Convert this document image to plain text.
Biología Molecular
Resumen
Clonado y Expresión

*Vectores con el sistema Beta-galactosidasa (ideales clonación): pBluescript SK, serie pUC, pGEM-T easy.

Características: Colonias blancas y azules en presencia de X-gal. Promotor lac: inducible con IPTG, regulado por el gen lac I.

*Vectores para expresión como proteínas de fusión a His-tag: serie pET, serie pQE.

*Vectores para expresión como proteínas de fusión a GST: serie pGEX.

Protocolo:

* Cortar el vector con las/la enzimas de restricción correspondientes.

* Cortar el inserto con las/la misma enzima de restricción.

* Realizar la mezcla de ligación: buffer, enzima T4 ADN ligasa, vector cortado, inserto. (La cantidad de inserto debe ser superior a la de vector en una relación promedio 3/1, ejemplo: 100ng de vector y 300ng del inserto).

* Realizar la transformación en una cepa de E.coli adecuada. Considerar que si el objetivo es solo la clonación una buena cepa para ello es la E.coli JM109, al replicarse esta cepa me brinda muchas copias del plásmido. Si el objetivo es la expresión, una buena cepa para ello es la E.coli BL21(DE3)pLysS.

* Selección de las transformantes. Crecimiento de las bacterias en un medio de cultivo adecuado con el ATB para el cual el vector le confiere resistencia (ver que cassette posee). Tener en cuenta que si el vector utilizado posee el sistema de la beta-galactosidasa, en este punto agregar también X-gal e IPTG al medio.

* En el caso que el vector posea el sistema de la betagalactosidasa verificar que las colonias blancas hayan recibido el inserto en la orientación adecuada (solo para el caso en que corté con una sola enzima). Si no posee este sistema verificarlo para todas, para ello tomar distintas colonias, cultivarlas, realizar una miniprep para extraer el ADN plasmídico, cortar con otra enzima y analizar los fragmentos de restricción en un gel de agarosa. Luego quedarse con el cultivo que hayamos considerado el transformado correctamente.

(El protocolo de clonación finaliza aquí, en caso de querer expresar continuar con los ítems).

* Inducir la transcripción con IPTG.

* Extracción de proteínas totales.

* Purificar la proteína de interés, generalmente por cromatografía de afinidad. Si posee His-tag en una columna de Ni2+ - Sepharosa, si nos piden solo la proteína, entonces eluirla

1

→ WHAT TO PRODUCE
A single number is expected here: the count of lines in the material above with "proteínas" in them.

→ TASK RESPONSE
3